(Dataset entries on figures)
^^^^^^^^^^^^^^^^

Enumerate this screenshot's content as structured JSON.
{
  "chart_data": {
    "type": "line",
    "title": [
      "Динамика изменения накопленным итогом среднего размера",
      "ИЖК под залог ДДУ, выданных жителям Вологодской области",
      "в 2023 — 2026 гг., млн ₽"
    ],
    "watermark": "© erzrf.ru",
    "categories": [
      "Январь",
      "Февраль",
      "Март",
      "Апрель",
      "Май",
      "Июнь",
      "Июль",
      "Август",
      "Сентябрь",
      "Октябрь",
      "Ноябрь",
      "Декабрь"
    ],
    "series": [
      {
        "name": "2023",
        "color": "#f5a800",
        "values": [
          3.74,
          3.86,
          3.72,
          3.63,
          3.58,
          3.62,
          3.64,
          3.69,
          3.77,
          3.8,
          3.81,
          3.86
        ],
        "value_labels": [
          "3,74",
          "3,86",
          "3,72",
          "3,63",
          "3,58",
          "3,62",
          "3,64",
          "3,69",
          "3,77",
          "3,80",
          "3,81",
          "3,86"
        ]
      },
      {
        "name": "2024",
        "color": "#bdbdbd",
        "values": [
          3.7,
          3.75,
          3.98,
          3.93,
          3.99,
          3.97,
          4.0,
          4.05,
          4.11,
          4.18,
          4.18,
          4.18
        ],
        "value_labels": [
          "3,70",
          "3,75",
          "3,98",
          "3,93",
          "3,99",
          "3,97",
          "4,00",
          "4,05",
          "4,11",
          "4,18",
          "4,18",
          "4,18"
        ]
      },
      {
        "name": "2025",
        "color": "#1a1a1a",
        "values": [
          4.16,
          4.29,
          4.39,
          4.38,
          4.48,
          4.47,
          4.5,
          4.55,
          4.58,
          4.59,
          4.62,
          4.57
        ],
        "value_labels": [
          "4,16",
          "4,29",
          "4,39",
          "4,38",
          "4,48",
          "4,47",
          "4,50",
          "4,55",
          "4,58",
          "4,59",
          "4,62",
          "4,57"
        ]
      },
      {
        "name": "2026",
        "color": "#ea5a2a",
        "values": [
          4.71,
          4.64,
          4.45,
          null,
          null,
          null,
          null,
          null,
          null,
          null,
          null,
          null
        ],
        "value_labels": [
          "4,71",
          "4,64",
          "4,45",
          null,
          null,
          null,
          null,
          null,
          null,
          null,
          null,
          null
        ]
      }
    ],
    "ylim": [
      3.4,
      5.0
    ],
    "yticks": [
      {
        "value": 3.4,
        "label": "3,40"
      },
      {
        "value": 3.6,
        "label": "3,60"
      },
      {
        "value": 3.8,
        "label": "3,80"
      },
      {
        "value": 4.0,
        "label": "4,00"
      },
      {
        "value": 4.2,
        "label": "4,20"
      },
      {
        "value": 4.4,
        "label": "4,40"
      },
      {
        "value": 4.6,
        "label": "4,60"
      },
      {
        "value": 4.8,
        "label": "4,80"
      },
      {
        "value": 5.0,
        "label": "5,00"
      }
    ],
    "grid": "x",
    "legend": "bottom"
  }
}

^^^^^^^^^^^^^^^^

- [Task instructions]:
Your task is to output all of the data above word for word.

- [Solution to the exercise]:
Enumerate this screenshot's content as structured JSON.
{
  "chart_data": {
    "type": "line",
    "title": [
      "Динамика изменения накопленным итогом среднего размера",
      "ИЖК под залог ДДУ, выданных жителям Вологодской области",
      "в 2023 — 2026 гг., млн ₽"
    ],
    "watermark": "© erzrf.ru",
    "categories": [
      "Январь",
      "Февраль",
      "Март",
      "Апрель",
      "Май",
      "Июнь",
      "Июль",
      "Август",
      "Сентябрь",
      "Октябрь",
      "Ноябрь",
      "Декабрь"
    ],
    "series": [
      {
        "name": "2023",
        "color": "#f5a800",
        "values": [
          3.74,
          3.86,
          3.72,
          3.63,
          3.58,
          3.62,
          3.64,
          3.69,
          3.77,
          3.8,
          3.81,
          3.86
        ],
        "value_labels": [
          "3,74",
          "3,86",
          "3,72",
          "3,63",
          "3,58",
          "3,62",
          "3,64",
          "3,69",
          "3,77",
          "3,80",
          "3,81",
          "3,86"
        ]
      },
      {
        "name": "2024",
        "color": "#bdbdbd",
        "values": [
          3.7,
          3.75,
          3.98,
          3.93,
          3.99,
          3.97,
          4.0,
          4.05,
          4.11,
          4.18,
          4.18,
          4.18
        ],
        "value_labels": [
          "3,70",
          "3,75",
          "3,98",
          "3,93",
          "3,99",
          "3,97",
          "4,00",
          "4,05",
          "4,11",
          "4,18",
          "4,18",
          "4,18"
        ]
      },
      {
        "name": "2025",
        "color": "#1a1a1a",
        "values": [
          4.16,
          4.29,
          4.39,
          4.38,
          4.48,
          4.47,
          4.5,
          4.55,
          4.58,
          4.59,
          4.62,
          4.57
        ],
        "value_labels": [
          "4,16",
          "4,29",
          "4,39",
          "4,38",
          "4,48",
          "4,47",
          "4,50",
          "4,55",
          "4,58",
          "4,59",
          "4,62",
          "4,57"
        ]
      },
      {
        "name": "2026",
        "color": "#ea5a2a",
        "values": [
          4.71,
          4.64,
          4.45,
          null,
          null,
          null,
          null,
          null,
          null,
          null,
          null,
          null
        ],
        "value_labels": [
          "4,71",
          "4,64",
          "4,45",
          null,
          null,
          null,
          null,
          null,
          null,
          null,
          null,
          null
        ]
      }
    ],
    "ylim": [
      3.4,
      5.0
    ],
    "yticks": [
      {
        "value": 3.4,
        "label": "3,40"
      },
      {
        "value": 3.6,
        "label": "3,60"
      },
      {
        "value": 3.8,
        "label": "3,80"
      },
      {
        "value": 4.0,
        "label": "4,00"
      },
      {
        "value": 4.2,
        "label": "4,20"
      },
      {
        "value": 4.4,
        "label": "4,40"
      },
      {
        "value": 4.6,
        "label": "4,60"
      },
      {
        "value": 4.8,
        "label": "4,80"
      },
      {
        "value": 5.0,
        "label": "5,00"
      }
    ],
    "grid": "x",
    "legend": "bottom"
  }
}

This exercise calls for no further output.